**TEXT EXTRACT:**
In previous chapters, to miniaturize power modules, we introduced ultra-fast switching GaN and SiC, allowing current to switch frantically at frequencies of millions of times per second (MHz). While this solved space and efficiency issues, it summoned a terrifying physical phantom—EMI (Electromagnetic Interference).

Imagine the instant when current switches "on" and "off" at extremely high frequencies, generating intense magnetic field oscillations around the conductors. These oscillating waves are like invisible noise, scattering across the circuit board. In traditional servers, this might be tolerable. However, in AI servers, Blackwell GPUs are performing extremely precise signal transmissions via PCIe 6.0 or even NVLink. At such times, if even a tiny bit of EMI noise "intrudes" into the signal lines, a signal originally representing "1" could turn into "0", leading to a complete logical collapse of the entire AI computation!

The First Regulatory Breakwater (AC Inlet)

• Common Mode Choke
• X/Y Safety Capacitors

Therefore, at the first checkpoint where power enters the server, we must erect a "regulatory breakwater." This is the battleground for Common Mode Chokes and X/Y Safety Capacitors. They act like a dense filter, firmly blocking high-frequency noise attempting to infiltrate from the power lines, ensuring that the power delivered into the chassis is absolutely pure.

💊 The Lifesaving Pill Closely Attached to the Chip: Decoupling Capacitor

Having addressed external noise, we now face the most challenging internal problem: "Distant water cannot quench a nearby fire."

Do you remember we mentioned that a GPU can instantly draw 1000 amps within a microsecond? Although we have Kuen-Chun's TLVR inductors and MPS controllers, current still takes time to travel on the circuit board (even if only a few nanoseconds). At the "exact moment" a current spike occurs in the GPU chip, the power supply simply cannot deliver power quickly enough!

At this point, the only saviors are a multitude of tiny components—thousands or even tens of thousands of them—clinging tightly to the GPU chip's pins: Decoupling Capacitors.

You can imagine these small capacitors as "front-line miniature ammunition depots". Normally, they store electrical charges; when the GPU instantly demands a large current, and the power supply is still en route, these small capacitors "discharge instantly", providing the first wave of energy to prevent an immediate voltage collapse (Voltage Droop).

This is why, in photos of NVIDIA motherboards, you'll see the back of the GPU densely covered with tiny, sand-grain-like dots. Each dot is a miniature sentinel guarding voltage stability. In the age of AI, the demand for these sentinels isn't in the hundreds, but a staggering "hundreds of millions per rack"!

🧪 This Layer, Only Nanometers Thick: The Exclusive Formula of Dielectric Ceramic Powder

To understand Murata Manufacturing's (Murata) dominance, you cannot view it as an electronics assembly industry; you must see it as the world's leading "material science laboratory."

The physical structure of an MLCC (Multilayer Ceramic Capacitor) is like a "thousand-layer cake" the size of a grain of sand. Engineers must stack conductive layers and insulating layers (dielectric layers) one by one within an extremely small volume. The more layers stacked, the more charge can be stored.

**WRITTEN REQUEST 1:**
Answer these from the article on AI server power noise:
(a) Which two components make up the "regulatory breakwater" where power enters the server?
(b) How much current can a GPU instantly draw within a microsecond?
(c) What does MLCC stand for?
**WRITTEN REQUEST 2:**
Proceed with the article on AI server power noise, writing on from its last sentence about stacking more layers to store more charge.
The items after this point are separate material and not part of the article on AI server power noise.

[Spatial layout entries]

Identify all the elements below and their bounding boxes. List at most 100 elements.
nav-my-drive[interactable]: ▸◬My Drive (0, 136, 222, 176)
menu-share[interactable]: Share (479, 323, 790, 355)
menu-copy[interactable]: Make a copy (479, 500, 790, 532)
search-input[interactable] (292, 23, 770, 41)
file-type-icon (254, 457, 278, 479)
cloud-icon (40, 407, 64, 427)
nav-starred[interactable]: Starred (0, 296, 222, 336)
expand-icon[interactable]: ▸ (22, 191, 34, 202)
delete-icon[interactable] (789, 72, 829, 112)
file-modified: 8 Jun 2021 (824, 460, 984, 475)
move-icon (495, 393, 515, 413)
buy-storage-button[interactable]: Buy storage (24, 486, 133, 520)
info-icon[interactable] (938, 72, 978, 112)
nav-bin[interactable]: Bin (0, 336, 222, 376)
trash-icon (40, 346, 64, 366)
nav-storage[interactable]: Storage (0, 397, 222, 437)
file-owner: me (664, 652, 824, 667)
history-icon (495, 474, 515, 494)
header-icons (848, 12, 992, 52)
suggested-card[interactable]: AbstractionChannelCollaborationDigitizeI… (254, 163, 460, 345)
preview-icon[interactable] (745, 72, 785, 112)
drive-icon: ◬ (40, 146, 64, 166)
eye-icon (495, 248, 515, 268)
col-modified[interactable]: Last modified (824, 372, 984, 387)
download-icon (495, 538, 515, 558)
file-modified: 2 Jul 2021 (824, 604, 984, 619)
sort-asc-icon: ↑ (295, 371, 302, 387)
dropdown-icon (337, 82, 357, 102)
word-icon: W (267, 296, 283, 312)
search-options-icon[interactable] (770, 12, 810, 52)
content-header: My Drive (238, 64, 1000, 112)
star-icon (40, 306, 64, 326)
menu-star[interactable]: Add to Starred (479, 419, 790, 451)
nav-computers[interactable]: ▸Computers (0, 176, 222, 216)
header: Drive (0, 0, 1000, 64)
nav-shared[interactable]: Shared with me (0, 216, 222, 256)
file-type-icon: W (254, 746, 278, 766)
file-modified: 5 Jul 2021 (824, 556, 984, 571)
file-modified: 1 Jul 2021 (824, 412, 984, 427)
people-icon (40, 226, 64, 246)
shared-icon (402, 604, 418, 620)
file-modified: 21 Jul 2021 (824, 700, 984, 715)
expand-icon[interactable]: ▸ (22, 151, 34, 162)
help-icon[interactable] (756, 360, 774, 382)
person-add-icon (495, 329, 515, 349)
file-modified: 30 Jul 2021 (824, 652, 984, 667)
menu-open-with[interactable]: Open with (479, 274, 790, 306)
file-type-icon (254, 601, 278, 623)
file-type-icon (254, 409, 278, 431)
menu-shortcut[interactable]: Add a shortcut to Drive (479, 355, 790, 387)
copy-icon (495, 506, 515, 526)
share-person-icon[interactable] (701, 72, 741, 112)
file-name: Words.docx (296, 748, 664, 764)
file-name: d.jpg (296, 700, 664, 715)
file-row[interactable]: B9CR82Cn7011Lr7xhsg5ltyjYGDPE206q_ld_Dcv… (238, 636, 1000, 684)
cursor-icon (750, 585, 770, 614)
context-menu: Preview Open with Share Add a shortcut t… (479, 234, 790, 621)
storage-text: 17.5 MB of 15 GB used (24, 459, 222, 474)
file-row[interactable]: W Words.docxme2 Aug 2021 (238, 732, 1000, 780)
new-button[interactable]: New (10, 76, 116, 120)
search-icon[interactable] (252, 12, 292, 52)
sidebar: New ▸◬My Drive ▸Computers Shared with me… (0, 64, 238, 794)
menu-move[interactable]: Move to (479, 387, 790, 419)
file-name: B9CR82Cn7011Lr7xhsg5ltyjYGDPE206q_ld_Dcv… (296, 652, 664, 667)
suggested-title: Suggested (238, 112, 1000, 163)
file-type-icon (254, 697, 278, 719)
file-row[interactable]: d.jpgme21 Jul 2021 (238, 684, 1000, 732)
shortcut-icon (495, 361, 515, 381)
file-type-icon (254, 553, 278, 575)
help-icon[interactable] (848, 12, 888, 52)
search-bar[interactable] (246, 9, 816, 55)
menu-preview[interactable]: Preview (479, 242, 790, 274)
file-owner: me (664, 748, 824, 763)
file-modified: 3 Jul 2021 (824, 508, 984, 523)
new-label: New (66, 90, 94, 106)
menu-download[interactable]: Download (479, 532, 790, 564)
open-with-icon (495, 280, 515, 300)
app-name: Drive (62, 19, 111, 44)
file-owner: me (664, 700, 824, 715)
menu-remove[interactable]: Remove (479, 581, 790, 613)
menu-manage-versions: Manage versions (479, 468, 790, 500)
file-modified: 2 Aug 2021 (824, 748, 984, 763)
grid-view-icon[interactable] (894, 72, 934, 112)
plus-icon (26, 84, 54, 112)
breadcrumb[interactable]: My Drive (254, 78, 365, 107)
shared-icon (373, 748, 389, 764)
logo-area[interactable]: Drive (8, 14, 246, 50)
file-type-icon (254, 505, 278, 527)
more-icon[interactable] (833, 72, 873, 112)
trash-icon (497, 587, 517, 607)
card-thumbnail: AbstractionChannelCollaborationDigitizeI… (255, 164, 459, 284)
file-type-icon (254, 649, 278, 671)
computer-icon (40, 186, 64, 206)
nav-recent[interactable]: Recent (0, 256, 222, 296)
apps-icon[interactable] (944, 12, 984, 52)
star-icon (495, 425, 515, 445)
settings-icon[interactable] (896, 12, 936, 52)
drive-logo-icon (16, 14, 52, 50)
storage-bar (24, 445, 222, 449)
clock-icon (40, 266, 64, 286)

**EXERCISE ANSWER 1:**
(a) Common Mode Chokes and X/Y Safety Capacitors
(b) 1000 amps
(c) Multilayer Ceramic Capacitor

**EXERCISE ANSWER 2:**
In the AI era, to accommodate the extremely precious space on GB200 motherboards, the thickness of each dielectric layer has been compressed to the ultimate "nanometer (nm) level."

This is the unbridgeable chasm between second-tier manufacturers and Murata.

90% of passive component manufacturers on the market purchase standardized barium titanate (BaTiO3) powder from external chemical plants to produce capacitors. This is like baking a cake with pre-mixed powder bought from a supermarket; the upper limit is fixed.

But Murata insists on "growing its own flour"!

Murata possesses the world's most mysterious dielectric powder formula, including special rare earth additives and particle control technology. This gives Murata's sintered MLCCs a strength that defies conventional physics:

1. Extreme High-Temperature Resistance: Even in a 100°C environment next to an AI chip, the capacitance remains rock-solid (meeting X7R/X7S/X7T high-spec standards), preventing an avalanche-like decay in capacitance due to overheating.
2. Ultimate Miniaturization: At the same 0201 or even 01005 size, Murata can stack hundreds more layers than its competitors, achieving several times the capacitance density.

This is why, in NVIDIA's Reference Designs, the most critical, life-saving capacitors closest to the GPU core are almost exclusively specified as Murata. This isn't a question of price; it's a question of physical limits.

📈 Deep Dive: Not Linear Growth, but "Exponential" Stacking

Based on our in-depth analysis of the industry chain, there's a significant cognitive bias in the market regarding Murata's growth potential in the AI era. Many believe that AI server shipments, numbering only tens of thousands, have limited impact on MLCCs, which ship hundreds of millions of units. This is a serious misjudgment.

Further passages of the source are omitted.